> [DIRECTION]: From the records below, pull each line that has "feet".

==== RECORDS FOR THE TASK

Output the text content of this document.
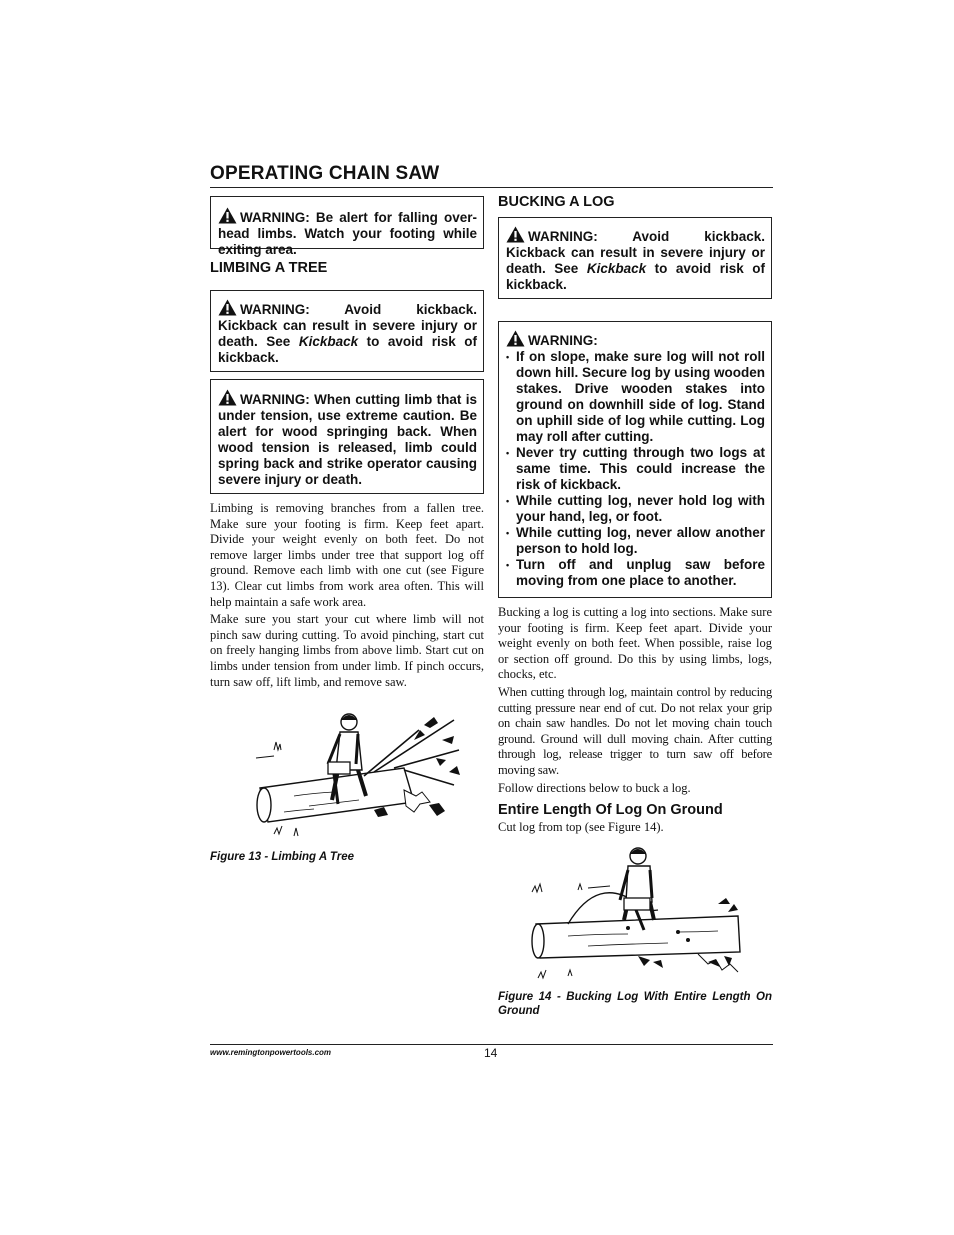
OPERATING CHAIN SAW
WARNING: Be alert for falling over-head limbs. Watch your footing while exiting area.
LIMBING A TREE
WARNING: Avoid kickback. Kickback can result in severe injury or death. See Kickback to avoid risk of kickback.
WARNING: When cutting limb that is under tension, use extreme caution. Be alert for wood springing back. When wood tension is released, limb could spring back and strike operator causing severe injury or death.

Limbing is removing branches from a fallen tree. Make sure your footing is firm. Keep feet apart. Divide your weight evenly on both feet. Do not remove larger limbs under tree that support log off ground. Remove each limb with one cut (see Figure 13). Clear cut limbs from work area often. This will help maintain a safe work area.

Make sure you start your cut where limb will not pinch saw during cutting. To avoid pinching, start cut on freely hanging limbs from above limb. Start cut on limbs under tension from under limb. If pinch occurs, turn saw off, lift limb, and remove saw.

Figure 13 - Limbing A Tree
BUCKING A LOG
WARNING: Avoid kickback. Kickback can result in severe injury or death. See Kickback to avoid risk of kickback.
WARNING:
• If on slope, make sure log will not roll down hill. Secure log by using wooden stakes. Drive wooden stakes into ground on downhill side of log. Stand on uphill side of log while cutting. Log may roll after cutting.
• Never try cutting through two logs at same time. This could increase the risk of kickback.
• While cutting log, never hold log with your hand, leg, or foot.
• While cutting log, never allow another person to hold log.
• Turn off and unplug saw before moving from one place to another.

Bucking a log is cutting a log into sections. Make sure your footing is firm. Keep feet apart. Divide your weight evenly on both feet. When possible, raise log or section off ground. Do this by using limbs, logs, chocks, etc.

When cutting through log, maintain control by reducing cutting pressure near end of cut. Do not relax your grip on chain saw handles. Do not let moving chain touch ground. Ground will dull moving chain. After cutting through log, release trigger to turn saw off before moving saw.

Follow directions below to buck a log.

Entire Length Of Log On Ground

Cut log from top (see Figure 14).

Figure 14 - Bucking Log With Entire Length On Ground
www.remingtonpowertools.com	14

========

> [EXPECTED OUTPUT]:
Limbing is removing branches from a fallen tree. Make sure your footing is firm. Keep feet apart. Divide your weight evenly on both feet. Do not remove larger limbs under tree that support log off ground. Remove each limb with one cut (see Figure 13). Clear cut limbs from work area often. This will help maintain a safe work area.
Bucking a log is cutting a log into sections. Make sure your footing is firm. Keep feet apart. Divide your weight evenly on both feet. When possible, raise log or section off ground. Do this by using limbs, logs, chocks, etc.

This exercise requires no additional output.